_Data_.
——————
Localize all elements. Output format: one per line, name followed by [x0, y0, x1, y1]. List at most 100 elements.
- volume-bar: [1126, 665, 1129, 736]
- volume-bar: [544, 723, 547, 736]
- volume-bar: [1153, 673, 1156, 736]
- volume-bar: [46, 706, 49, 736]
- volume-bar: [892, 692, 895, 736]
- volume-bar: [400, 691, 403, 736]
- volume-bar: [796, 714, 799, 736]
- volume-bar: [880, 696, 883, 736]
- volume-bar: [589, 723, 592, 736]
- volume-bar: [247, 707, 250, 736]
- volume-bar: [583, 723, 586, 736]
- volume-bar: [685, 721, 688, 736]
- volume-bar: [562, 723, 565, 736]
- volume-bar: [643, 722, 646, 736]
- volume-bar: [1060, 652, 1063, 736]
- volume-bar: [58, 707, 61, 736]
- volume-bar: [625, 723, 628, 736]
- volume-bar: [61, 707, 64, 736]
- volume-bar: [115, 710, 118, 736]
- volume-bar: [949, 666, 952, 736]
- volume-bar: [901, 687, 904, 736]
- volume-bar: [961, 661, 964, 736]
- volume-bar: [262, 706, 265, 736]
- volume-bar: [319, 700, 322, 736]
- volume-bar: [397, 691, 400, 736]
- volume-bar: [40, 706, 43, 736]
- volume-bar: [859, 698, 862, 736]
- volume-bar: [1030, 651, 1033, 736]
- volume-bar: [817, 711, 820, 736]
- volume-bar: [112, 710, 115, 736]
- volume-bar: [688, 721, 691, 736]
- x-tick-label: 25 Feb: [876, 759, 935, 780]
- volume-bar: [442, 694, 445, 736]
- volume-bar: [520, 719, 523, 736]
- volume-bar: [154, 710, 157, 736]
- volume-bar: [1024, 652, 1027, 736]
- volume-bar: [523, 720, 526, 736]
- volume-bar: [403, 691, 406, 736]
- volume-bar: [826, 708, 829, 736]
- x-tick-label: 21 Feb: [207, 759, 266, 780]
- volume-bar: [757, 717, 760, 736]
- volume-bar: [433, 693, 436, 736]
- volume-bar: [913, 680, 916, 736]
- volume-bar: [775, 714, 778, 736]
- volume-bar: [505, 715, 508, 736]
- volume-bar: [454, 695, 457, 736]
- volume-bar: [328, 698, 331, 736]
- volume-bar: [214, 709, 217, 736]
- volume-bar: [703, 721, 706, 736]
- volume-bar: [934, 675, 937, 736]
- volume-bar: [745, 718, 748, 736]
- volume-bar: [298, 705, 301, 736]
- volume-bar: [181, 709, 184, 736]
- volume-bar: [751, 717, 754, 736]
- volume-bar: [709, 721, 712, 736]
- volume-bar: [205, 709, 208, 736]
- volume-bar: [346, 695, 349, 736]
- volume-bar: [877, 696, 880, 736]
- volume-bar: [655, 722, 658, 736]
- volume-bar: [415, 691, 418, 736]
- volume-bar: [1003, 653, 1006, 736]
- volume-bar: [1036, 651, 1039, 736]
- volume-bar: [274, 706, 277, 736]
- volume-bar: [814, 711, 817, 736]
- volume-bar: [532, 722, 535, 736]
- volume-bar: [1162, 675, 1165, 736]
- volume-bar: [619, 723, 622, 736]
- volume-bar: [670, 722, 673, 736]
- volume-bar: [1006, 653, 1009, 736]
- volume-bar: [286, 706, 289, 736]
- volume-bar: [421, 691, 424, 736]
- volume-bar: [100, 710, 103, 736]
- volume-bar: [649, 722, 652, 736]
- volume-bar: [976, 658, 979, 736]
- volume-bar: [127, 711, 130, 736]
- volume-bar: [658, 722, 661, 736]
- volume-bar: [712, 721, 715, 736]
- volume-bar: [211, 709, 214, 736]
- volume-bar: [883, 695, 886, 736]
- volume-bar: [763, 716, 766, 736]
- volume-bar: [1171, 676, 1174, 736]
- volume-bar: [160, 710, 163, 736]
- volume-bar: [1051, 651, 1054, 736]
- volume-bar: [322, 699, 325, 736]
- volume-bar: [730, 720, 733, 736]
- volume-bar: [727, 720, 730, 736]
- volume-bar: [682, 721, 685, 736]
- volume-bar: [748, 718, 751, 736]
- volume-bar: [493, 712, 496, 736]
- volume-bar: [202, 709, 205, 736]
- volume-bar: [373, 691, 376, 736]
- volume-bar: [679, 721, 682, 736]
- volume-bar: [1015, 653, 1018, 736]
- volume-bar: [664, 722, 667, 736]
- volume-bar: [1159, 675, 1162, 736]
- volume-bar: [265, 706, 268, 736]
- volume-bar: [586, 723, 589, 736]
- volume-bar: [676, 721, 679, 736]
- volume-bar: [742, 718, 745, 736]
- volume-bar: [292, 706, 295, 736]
——————
_Problem to solve_.
Present every line of the entries above as a JSON list of strings, with one string per line and blank lines omitted.

_Written solution_.
[
  "Localize all elements. Output format: one per line, name followed by [x0, y0, x1, y1]. List at most 100 elements.",
  "- volume-bar: [1126, 665, 1129, 736]",
  "- volume-bar: [544, 723, 547, 736]",
  "- volume-bar: [1153, 673, 1156, 736]",
  "- volume-bar: [46, 706, 49, 736]",
  "- volume-bar: [892, 692, 895, 736]",
  "- volume-bar: [400, 691, 403, 736]",
  "- volume-bar: [796, 714, 799, 736]",
  "- volume-bar: [880, 696, 883, 736]",
  "- volume-bar: [589, 723, 592, 736]",
  "- volume-bar: [247, 707, 250, 736]",
  "- volume-bar: [583, 723, 586, 736]",
  "- volume-bar: [685, 721, 688, 736]",
  "- volume-bar: [562, 723, 565, 736]",
  "- volume-bar: [643, 722, 646, 736]",
  "- volume-bar: [1060, 652, 1063, 736]",
  "- volume-bar: [58, 707, 61, 736]",
  "- volume-bar: [625, 723, 628, 736]",
  "- volume-bar: [61, 707, 64, 736]",
  "- volume-bar: [115, 710, 118, 736]",
  "- volume-bar: [949, 666, 952, 736]",
  "- volume-bar: [901, 687, 904, 736]",
  "- volume-bar: [961, 661, 964, 736]",
  "- volume-bar: [262, 706, 265, 736]",
  "- volume-bar: [319, 700, 322, 736]",
  "- volume-bar: [397, 691, 400, 736]",
  "- volume-bar: [40, 706, 43, 736]",
  "- volume-bar: [859, 698, 862, 736]",
  "- volume-bar: [1030, 651, 1033, 736]",
  "- volume-bar: [817, 711, 820, 736]",
  "- volume-bar: [112, 710, 115, 736]",
  "- volume-bar: [688, 721, 691, 736]",
  "- x-tick-label: 25 Feb: [876, 759, 935, 780]",
  "- volume-bar: [442, 694, 445, 736]",
  "- volume-bar: [520, 719, 523, 736]",
  "- volume-bar: [154, 710, 157, 736]",
  "- volume-bar: [1024, 652, 1027, 736]",
  "- volume-bar: [523, 720, 526, 736]",
  "- volume-bar: [403, 691, 406, 736]",
  "- volume-bar: [826, 708, 829, 736]",
  "- x-tick-label: 21 Feb: [207, 759, 266, 780]",
  "- volume-bar: [757, 717, 760, 736]",
  "- volume-bar: [433, 693, 436, 736]",
  "- volume-bar: [913, 680, 916, 736]",
  "- volume-bar: [775, 714, 778, 736]",
  "- volume-bar: [505, 715, 508, 736]",
  "- volume-bar: [454, 695, 457, 736]",
  "- volume-bar: [328, 698, 331, 736]",
  "- volume-bar: [214, 709, 217, 736]",
  "- volume-bar: [703, 721, 706, 736]",
  "- volume-bar: [934, 675, 937, 736]",
  "- volume-bar: [745, 718, 748, 736]",
  "- volume-bar: [298, 705, 301, 736]",
  "- volume-bar: [181, 709, 184, 736]",
  "- volume-bar: [751, 717, 754, 736]",
  "- volume-bar: [709, 721, 712, 736]",
  "- volume-bar: [205, 709, 208, 736]",
  "- volume-bar: [346, 695, 349, 736]",
  "- volume-bar: [877, 696, 880, 736]",
  "- volume-bar: [655, 722, 658, 736]",
  "- volume-bar: [415, 691, 418, 736]",
  "- volume-bar: [1003, 653, 1006, 736]",
  "- volume-bar: [1036, 651, 1039, 736]",
  "- volume-bar: [274, 706, 277, 736]",
  "- volume-bar: [814, 711, 817, 736]",
  "- volume-bar: [532, 722, 535, 736]",
  "- volume-bar: [1162, 675, 1165, 736]",
  "- volume-bar: [619, 723, 622, 736]",
  "- volume-bar: [670, 722, 673, 736]",
  "- volume-bar: [1006, 653, 1009, 736]",
  "- volume-bar: [286, 706, 289, 736]",
  "- volume-bar: [421, 691, 424, 736]",
  "- volume-bar: [100, 710, 103, 736]",
  "- volume-bar: [649, 722, 652, 736]",
  "- volume-bar: [976, 658, 979, 736]",
  "- volume-bar: [127, 711, 130, 736]",
  "- volume-bar: [658, 722, 661, 736]",
  "- volume-bar: [712, 721, 715, 736]",
  "- volume-bar: [211, 709, 214, 736]",
  "- volume-bar: [883, 695, 886, 736]",
  "- volume-bar: [763, 716, 766, 736]",
  "- volume-bar: [1171, 676, 1174, 736]",
  "- volume-bar: [160, 710, 163, 736]",
  "- volume-bar: [1051, 651, 1054, 736]",
  "- volume-bar: [322, 699, 325, 736]",
  "- volume-bar: [730, 720, 733, 736]",
  "- volume-bar: [727, 720, 730, 736]",
  "- volume-bar: [682, 721, 685, 736]",
  "- volume-bar: [748, 718, 751, 736]",
  "- volume-bar: [493, 712, 496, 736]",
  "- volume-bar: [202, 709, 205, 736]",
  "- volume-bar: [373, 691, 376, 736]",
  "- volume-bar: [679, 721, 682, 736]",
  "- volume-bar: [1015, 653, 1018, 736]",
  "- volume-bar: [664, 722, 667, 736]",
  "- volume-bar: [1159, 675, 1162, 736]",
  "- volume-bar: [265, 706, 268, 736]",
  "- volume-bar: [586, 723, 589, 736]",
  "- volume-bar: [676, 721, 679, 736]",
  "- volume-bar: [742, 718, 745, 736]",
  "- volume-bar: [292, 706, 295, 736]"
]